_Information provided_
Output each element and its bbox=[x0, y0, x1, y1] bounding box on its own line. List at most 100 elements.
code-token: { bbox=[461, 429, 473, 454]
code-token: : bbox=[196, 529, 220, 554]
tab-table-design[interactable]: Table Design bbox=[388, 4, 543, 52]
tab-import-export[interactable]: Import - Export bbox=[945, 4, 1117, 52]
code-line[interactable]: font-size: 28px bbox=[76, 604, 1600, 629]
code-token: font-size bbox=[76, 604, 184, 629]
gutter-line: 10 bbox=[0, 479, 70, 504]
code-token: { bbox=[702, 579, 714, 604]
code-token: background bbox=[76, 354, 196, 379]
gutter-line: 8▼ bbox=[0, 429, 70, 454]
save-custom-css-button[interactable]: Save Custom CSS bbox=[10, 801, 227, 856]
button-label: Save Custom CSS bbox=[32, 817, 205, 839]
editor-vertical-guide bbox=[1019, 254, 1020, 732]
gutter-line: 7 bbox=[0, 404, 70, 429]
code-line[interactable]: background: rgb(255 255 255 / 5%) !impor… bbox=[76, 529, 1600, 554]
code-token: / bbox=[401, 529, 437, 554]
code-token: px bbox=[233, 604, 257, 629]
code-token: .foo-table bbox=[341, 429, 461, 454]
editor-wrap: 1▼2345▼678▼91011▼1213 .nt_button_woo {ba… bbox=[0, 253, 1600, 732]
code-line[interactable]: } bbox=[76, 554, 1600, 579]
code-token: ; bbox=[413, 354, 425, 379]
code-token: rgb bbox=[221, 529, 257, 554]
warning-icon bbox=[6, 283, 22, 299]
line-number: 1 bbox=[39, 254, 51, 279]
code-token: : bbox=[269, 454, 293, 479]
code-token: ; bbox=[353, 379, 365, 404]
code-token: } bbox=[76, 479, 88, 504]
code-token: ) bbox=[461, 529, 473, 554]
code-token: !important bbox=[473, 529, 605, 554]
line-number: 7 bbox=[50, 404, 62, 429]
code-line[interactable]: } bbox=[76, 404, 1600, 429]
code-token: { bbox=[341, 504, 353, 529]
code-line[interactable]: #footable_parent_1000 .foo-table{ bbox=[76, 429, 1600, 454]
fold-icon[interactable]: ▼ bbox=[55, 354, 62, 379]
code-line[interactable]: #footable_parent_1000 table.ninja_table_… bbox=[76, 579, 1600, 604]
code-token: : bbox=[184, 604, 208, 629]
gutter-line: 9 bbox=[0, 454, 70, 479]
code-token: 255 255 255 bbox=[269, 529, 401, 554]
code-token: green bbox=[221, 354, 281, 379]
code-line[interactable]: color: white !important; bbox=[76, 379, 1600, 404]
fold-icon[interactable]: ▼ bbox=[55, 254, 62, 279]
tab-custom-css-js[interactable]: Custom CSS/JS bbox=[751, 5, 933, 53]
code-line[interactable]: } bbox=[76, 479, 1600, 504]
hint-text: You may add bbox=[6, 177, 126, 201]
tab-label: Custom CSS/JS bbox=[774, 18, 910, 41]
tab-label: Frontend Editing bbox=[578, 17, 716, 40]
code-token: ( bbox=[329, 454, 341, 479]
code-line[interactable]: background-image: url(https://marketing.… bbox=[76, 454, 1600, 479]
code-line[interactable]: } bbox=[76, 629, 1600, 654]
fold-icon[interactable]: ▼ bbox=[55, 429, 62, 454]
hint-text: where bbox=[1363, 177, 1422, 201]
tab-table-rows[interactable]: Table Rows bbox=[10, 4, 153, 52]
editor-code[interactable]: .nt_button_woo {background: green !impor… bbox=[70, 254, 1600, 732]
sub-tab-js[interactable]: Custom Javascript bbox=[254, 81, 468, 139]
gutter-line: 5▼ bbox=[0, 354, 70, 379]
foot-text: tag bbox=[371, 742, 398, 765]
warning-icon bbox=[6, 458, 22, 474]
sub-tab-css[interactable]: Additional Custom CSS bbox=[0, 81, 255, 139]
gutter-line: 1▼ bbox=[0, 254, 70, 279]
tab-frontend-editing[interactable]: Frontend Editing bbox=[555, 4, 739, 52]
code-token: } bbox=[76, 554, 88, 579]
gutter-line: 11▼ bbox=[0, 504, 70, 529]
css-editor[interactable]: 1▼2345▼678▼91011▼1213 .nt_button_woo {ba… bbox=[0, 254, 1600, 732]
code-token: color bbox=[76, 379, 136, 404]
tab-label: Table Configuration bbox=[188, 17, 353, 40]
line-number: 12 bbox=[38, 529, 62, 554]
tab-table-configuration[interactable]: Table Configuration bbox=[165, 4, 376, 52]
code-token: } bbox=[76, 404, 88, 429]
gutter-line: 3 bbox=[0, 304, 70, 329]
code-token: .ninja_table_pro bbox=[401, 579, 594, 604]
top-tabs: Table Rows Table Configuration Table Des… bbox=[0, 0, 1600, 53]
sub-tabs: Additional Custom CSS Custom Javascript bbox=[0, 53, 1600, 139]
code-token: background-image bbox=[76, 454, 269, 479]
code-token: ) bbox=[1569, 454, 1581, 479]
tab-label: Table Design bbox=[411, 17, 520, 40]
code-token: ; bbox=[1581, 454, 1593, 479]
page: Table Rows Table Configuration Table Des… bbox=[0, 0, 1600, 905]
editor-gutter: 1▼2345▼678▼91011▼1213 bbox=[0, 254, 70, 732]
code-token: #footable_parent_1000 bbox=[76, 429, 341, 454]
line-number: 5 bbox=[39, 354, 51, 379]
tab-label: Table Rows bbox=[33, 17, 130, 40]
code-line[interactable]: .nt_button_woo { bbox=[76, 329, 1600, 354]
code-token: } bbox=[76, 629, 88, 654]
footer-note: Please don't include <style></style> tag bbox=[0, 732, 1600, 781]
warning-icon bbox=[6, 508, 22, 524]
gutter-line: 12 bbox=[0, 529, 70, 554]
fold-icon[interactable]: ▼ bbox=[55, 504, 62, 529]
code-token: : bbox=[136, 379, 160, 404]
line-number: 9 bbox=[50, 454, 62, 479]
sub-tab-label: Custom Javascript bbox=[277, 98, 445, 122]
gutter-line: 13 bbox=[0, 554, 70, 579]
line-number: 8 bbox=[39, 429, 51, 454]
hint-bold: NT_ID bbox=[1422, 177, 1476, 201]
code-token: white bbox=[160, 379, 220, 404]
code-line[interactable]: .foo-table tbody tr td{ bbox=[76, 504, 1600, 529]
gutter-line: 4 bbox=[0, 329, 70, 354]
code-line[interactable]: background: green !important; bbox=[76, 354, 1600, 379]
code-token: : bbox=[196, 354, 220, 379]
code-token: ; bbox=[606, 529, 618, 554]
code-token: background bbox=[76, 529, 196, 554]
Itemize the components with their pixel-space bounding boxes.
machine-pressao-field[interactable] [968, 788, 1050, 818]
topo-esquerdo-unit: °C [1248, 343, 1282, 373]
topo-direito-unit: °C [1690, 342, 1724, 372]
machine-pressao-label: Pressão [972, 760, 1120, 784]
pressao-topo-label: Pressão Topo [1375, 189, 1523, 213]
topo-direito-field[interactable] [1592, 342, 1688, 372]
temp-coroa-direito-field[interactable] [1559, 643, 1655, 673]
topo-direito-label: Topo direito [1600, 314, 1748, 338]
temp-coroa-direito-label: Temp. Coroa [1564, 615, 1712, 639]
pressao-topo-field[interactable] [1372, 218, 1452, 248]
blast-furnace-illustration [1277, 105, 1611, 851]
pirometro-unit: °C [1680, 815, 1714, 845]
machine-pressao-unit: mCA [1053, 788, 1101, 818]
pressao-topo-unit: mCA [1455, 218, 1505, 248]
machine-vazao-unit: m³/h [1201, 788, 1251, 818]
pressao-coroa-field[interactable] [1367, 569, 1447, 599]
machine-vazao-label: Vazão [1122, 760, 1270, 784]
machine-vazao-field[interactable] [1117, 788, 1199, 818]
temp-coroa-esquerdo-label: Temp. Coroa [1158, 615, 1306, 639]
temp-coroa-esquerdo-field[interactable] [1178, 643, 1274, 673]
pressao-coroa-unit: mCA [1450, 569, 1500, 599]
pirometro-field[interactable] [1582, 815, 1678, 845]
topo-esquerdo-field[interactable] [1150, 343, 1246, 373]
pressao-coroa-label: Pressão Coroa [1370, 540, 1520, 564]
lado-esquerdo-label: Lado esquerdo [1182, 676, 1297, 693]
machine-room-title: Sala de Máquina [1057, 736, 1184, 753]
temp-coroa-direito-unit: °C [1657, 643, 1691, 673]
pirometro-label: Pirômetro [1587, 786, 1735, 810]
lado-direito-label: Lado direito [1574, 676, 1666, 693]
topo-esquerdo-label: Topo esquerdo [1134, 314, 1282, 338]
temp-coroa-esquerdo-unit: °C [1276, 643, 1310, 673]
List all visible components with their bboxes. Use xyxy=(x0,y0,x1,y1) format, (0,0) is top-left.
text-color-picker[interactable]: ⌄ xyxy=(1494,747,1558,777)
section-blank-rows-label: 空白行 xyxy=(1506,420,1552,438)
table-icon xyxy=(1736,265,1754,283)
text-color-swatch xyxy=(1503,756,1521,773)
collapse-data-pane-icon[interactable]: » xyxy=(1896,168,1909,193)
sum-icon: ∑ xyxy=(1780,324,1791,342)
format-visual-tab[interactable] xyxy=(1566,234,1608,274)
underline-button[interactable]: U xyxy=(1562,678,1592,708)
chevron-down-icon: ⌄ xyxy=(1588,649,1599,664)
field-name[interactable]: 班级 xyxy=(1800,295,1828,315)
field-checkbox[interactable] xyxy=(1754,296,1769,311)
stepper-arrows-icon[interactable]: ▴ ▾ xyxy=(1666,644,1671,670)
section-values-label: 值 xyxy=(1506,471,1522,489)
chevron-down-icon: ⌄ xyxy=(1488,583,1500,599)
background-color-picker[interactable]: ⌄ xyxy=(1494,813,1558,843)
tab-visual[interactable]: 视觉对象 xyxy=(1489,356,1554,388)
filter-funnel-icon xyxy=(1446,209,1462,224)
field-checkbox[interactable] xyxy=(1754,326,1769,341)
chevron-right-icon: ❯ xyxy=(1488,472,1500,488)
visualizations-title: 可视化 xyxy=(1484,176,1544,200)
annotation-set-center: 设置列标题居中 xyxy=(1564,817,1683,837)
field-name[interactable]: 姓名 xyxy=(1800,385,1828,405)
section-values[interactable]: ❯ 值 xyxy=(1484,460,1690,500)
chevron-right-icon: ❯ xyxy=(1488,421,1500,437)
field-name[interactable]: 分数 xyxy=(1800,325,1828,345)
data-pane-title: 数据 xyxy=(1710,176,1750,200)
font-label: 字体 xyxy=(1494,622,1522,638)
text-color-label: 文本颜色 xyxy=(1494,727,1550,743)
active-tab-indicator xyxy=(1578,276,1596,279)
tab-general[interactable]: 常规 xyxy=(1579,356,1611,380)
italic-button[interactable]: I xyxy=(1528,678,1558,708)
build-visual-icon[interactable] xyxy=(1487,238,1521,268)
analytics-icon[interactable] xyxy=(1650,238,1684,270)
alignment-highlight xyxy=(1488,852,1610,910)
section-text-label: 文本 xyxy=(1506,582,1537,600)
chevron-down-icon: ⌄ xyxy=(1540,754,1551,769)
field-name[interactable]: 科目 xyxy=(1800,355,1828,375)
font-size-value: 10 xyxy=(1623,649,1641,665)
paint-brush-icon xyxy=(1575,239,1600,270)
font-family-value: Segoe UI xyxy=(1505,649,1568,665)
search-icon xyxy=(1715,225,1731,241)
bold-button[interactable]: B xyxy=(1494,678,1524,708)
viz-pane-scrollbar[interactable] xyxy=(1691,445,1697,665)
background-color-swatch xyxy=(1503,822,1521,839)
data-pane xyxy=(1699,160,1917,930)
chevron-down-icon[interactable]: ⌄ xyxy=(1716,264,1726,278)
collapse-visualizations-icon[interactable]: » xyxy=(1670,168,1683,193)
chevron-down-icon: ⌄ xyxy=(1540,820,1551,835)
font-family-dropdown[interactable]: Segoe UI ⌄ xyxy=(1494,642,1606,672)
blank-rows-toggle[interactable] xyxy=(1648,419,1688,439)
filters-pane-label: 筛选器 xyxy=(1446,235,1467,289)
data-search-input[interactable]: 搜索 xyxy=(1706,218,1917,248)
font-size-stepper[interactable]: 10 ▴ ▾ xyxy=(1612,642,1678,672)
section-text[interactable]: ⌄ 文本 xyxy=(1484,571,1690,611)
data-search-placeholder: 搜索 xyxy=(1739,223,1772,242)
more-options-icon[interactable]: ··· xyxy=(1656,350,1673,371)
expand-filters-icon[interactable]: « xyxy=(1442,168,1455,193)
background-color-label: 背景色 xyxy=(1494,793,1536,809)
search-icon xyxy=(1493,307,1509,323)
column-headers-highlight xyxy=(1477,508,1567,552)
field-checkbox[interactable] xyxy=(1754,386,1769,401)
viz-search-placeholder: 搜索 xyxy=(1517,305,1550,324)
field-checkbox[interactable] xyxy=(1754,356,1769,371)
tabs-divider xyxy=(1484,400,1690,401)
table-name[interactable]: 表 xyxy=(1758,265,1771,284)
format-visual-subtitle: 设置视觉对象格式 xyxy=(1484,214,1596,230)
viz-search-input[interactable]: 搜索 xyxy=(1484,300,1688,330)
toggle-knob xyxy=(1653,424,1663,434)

_Problem_
Rewrite everything from the start of the data down to the line containing "579, 714, 604]", substituting "Table Layout" for "Table Design" and changing nothing else.

_Written response_
Output each element and its bbox=[x0, y0, x1, y1] bounding box on its own line. List at most 100 elements.
code-token: { bbox=[461, 429, 473, 454]
code-token: : bbox=[196, 529, 220, 554]
tab-table-design[interactable]: Table Layout bbox=[388, 4, 543, 52]
tab-import-export[interactable]: Import - Export bbox=[945, 4, 1117, 52]
code-line[interactable]: font-size: 28px bbox=[76, 604, 1600, 629]
code-token: font-size bbox=[76, 604, 184, 629]
gutter-line: 10 bbox=[0, 479, 70, 504]
code-token: { bbox=[702, 579, 714, 604]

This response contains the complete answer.